__Stated task 1__:
Please put the lines of the first listing, starting with the line with "Localize all elements." and going on through the line with "450, 88, 490]", into a JSON list of strings, one string per line, with blank lines dropped and the picture left out.

+++

Written By: Albert Schweitzer
Translated By: Johanna Powers
Reviewed English Edition: Macmillan, 1951
Original English Edition: Macmillan, 1923
Hardcover, 86 pages
No ISBN Shown
Table of Contents
This volume contains a series of lectures which Albert Schweitzer presented to the theology and missionary students at Selly Oak Colleges in Birmingham, England, during February 1922. Schweitzer briefly compares Christianity to Brahmanism, Buddhism, Hinduism and the Chinese religions, concentrating on the theological underpinings rather than actual impact of each religion. He is particularly concerned with contrasting the ethical foundations of the religions. In essence, his view is that all these except Christianity are fundamentally world- and life-negating religions and therefore are unable to establish as basis for ethical action in the world.
Schweitzer discusses these topics in much greater detail in Indian Thought and Its Development. However, this much shorter volume avoids much of the scholarly discussion of that book while providing a clear, consistent account of the ethical character of major world religions.
"From my youth I have held the conviction that all religious truth must in the end be capable of being grasped as something that stands to reason. I, therefore, believe that Christianity, in the contest with philosophy and with other religions, should not ask for exceptional treatment, but should be in the thick of the battle of ideas, relying solely on the power of its own inherent truth."

+++

__Stated task 2__:
For each statement, answer yes or no on whether it agrees with the book description, and quote the deciding words: (a) The lectures were given at Selly Oak Colleges in Birmingham during February 1922. (b) The hardcover runs to 120 pages. (c) The original English edition was published in 1923.

__Source material__:
+++

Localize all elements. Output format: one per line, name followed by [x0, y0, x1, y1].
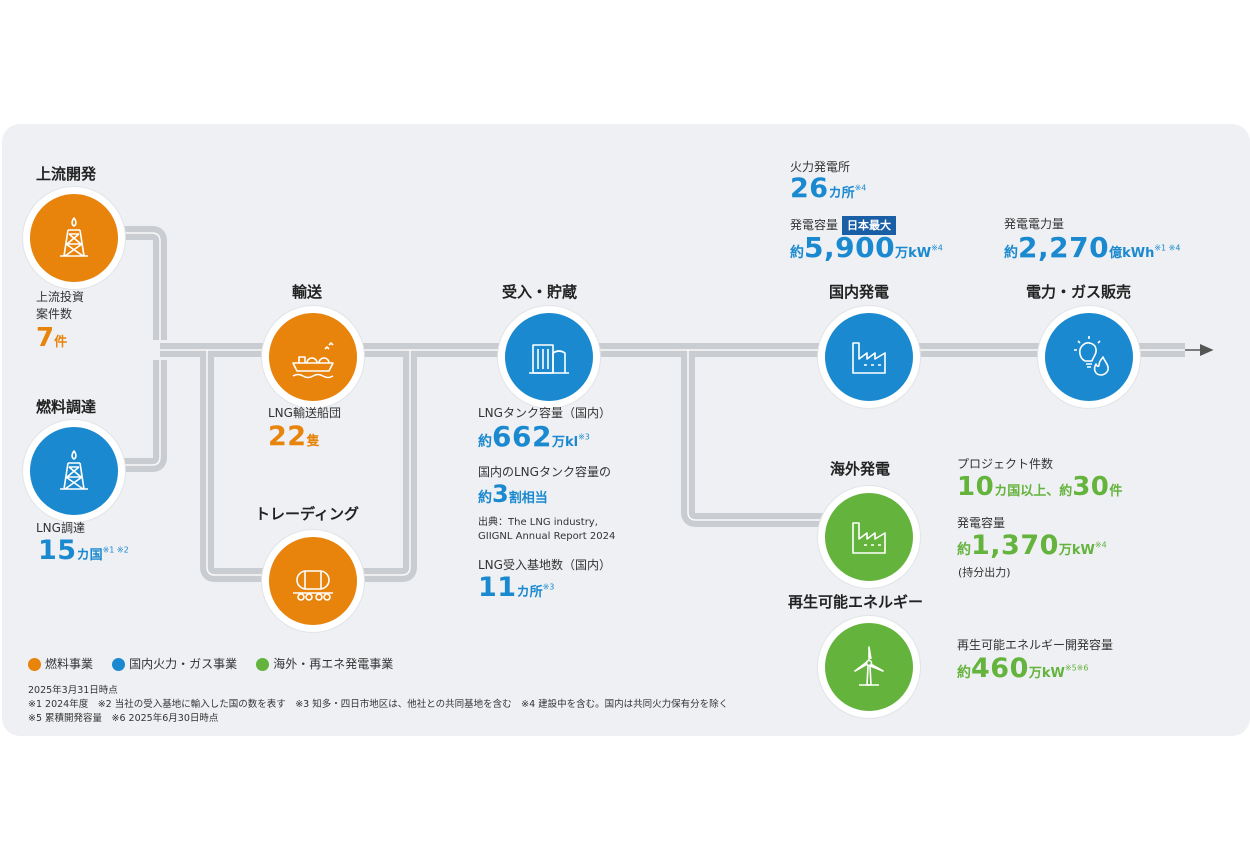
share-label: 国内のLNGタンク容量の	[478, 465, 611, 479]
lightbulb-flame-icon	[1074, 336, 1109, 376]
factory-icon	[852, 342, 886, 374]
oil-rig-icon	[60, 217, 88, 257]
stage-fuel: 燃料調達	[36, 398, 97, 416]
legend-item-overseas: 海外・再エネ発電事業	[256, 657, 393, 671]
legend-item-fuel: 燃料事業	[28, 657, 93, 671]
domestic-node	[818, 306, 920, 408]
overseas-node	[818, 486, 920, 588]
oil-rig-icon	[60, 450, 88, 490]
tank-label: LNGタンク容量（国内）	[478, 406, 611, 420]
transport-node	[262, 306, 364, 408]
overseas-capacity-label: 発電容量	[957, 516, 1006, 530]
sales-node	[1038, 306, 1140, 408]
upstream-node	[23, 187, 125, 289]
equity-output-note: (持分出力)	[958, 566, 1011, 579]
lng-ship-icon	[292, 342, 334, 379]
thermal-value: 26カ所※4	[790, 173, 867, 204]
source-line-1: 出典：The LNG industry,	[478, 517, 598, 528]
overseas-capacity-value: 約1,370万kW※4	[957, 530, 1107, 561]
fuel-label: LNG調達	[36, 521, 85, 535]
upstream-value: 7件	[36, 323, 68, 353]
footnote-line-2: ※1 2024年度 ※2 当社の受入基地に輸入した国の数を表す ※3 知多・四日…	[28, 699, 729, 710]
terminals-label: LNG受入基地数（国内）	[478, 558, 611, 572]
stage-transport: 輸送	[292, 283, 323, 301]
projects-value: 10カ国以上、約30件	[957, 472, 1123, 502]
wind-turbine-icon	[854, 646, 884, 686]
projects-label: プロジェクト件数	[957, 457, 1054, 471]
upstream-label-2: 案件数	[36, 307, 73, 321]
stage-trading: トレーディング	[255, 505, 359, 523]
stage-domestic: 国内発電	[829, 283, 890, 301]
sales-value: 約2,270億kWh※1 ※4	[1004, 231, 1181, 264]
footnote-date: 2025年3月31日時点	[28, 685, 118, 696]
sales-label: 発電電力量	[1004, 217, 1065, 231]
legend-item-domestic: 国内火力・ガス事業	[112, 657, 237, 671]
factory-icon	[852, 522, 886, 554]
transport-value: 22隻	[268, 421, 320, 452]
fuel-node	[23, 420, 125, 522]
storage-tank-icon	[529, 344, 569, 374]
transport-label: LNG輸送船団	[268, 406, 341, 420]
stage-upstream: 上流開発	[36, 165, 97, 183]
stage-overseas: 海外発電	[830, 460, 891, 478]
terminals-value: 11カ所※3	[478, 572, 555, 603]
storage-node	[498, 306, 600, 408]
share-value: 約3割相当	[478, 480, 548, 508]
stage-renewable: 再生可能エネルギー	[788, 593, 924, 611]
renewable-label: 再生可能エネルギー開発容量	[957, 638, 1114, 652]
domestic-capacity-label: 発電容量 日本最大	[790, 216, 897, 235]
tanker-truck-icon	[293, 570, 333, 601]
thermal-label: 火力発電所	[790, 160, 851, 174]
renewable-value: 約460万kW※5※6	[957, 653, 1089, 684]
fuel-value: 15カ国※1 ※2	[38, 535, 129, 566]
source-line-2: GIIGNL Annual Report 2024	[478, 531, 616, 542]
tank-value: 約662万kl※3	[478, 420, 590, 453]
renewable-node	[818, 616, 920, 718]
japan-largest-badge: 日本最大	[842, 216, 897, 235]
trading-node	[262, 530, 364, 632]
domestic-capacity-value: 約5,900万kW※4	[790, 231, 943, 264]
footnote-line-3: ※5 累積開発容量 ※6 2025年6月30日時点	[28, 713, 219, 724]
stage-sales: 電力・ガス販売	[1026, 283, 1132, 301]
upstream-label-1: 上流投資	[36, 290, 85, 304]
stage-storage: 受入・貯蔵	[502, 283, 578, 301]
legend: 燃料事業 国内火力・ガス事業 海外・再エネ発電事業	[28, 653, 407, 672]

+++

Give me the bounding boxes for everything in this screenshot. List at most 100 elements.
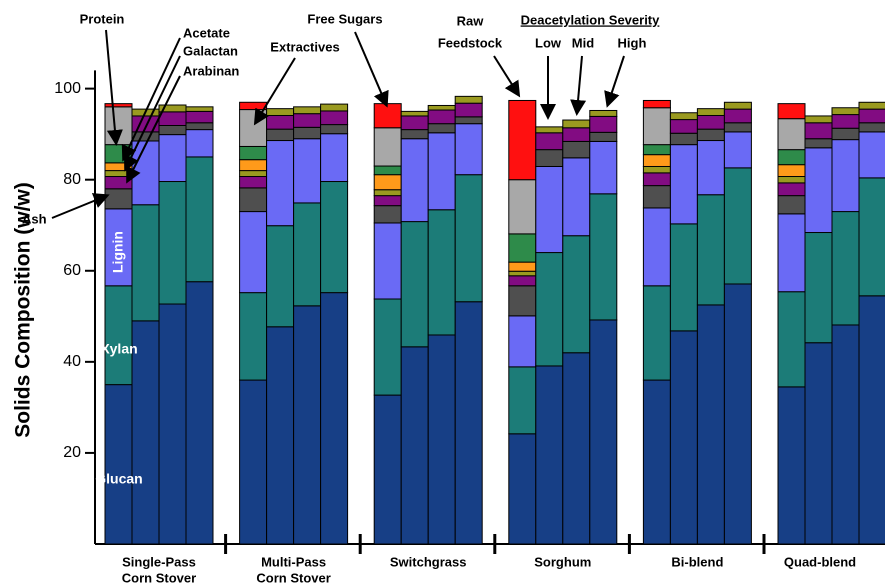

+++

__Written solution 1__:
[
  "Localize all elements. Output format: one per line, name followed by [x0, y0, x1, y1].",
  "share-label: 国内のLNGタンク容量の\t[478, 465, 611, 479]",
  "lightbulb-flame-icon\t[1074, 336, 1109, 376]",
  "factory-icon\t[852, 342, 886, 374]",
  "oil-rig-icon\t[60, 217, 88, 257]",
  "stage-fuel: 燃料調達\t[36, 398, 97, 416]",
  "legend-item-overseas: 海外・再エネ発電事業\t[256, 657, 393, 671]",
  "legend-item-fuel: 燃料事業\t[28, 657, 93, 671]",
  "domestic-node\t[818, 306, 920, 408]",
  "overseas-node\t[818, 486, 920, 588]",
  "oil-rig-icon\t[60, 450, 88, 490]"
]

__Written solution 2__:
(a) Yes: "presented to the theology and missionary students at Selly Oak Colleges in Birmingham, England, during February 1922"
(b) No: "Hardcover, 86 pages"
(c) Yes: "Original English Edition: Macmillan, 1923"